Data section:
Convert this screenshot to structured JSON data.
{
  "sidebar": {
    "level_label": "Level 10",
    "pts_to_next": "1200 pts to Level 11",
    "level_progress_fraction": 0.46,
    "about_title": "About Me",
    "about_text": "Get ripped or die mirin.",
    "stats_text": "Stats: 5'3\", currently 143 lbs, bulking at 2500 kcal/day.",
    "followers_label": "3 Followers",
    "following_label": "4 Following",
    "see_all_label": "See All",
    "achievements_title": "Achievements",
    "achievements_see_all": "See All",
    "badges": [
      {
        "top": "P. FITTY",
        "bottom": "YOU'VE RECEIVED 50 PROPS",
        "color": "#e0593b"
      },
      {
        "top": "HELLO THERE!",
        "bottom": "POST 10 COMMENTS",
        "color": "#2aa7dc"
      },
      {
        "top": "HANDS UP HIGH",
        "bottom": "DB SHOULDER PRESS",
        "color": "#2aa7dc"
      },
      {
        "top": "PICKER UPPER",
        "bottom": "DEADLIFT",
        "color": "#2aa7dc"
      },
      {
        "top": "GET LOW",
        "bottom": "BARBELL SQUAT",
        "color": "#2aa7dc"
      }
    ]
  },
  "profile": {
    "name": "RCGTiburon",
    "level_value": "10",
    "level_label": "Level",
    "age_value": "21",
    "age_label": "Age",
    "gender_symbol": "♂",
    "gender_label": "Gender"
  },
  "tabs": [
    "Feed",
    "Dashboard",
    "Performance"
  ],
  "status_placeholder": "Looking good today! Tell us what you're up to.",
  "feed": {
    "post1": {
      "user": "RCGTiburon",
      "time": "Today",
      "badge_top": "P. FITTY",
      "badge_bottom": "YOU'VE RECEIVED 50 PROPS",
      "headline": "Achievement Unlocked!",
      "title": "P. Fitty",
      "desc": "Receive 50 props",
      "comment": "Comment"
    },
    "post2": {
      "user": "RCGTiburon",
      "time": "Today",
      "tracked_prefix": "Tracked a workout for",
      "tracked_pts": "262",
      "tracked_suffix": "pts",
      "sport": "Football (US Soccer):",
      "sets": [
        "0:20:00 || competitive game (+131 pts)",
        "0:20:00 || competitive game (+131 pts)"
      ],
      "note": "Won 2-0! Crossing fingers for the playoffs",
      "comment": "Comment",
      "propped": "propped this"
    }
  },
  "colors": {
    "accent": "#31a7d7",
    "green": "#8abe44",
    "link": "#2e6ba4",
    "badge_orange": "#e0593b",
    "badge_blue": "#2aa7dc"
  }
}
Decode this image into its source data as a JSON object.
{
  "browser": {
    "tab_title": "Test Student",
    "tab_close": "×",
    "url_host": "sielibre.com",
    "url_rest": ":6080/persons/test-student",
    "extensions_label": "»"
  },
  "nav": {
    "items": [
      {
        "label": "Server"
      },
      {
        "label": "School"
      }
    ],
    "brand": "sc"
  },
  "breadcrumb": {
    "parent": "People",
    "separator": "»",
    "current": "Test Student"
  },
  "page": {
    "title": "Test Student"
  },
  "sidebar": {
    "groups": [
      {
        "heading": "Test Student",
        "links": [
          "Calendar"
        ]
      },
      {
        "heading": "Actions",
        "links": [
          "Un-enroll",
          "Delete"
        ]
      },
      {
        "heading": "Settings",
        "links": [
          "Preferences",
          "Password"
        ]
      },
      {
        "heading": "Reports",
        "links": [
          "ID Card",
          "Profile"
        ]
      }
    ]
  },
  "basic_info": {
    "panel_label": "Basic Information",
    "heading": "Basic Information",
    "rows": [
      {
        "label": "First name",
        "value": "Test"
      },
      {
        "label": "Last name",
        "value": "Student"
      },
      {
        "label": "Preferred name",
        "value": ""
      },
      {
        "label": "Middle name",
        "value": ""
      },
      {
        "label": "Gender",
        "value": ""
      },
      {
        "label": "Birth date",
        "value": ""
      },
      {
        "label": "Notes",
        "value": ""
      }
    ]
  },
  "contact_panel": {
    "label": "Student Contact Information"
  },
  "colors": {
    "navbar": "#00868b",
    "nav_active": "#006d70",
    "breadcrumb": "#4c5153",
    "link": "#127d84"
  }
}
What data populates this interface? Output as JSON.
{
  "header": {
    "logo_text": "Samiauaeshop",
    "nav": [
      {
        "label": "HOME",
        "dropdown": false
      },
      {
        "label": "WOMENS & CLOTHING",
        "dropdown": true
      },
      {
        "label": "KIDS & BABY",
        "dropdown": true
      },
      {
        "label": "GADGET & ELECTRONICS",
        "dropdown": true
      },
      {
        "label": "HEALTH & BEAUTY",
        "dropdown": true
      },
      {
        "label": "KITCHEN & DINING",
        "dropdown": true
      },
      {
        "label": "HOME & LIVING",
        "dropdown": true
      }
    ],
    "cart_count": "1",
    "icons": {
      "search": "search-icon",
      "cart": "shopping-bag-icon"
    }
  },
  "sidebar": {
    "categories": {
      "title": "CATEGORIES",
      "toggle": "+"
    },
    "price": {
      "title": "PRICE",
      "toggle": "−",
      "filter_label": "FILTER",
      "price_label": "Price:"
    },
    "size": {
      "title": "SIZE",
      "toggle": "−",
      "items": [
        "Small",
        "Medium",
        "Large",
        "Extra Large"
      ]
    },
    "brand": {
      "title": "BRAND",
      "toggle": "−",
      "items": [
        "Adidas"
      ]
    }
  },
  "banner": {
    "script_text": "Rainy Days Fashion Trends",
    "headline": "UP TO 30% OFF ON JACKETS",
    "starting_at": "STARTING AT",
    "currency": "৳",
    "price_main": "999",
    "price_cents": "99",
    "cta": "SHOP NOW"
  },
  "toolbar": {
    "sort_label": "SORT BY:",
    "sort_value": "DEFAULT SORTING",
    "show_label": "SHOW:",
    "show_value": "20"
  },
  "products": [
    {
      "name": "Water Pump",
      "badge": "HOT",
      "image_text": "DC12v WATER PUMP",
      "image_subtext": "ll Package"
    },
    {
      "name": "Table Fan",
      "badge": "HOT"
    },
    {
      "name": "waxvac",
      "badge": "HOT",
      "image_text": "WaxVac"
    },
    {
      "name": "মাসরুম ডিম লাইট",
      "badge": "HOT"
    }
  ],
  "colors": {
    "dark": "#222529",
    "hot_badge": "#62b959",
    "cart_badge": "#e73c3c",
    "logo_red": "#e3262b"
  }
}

Exercise prompt:
Copy out every line holding the string "game".

Response to the task:
        "0:20:00 || competitive game (+131 pts)",
        "0:20:00 || competitive game (+131 pts)"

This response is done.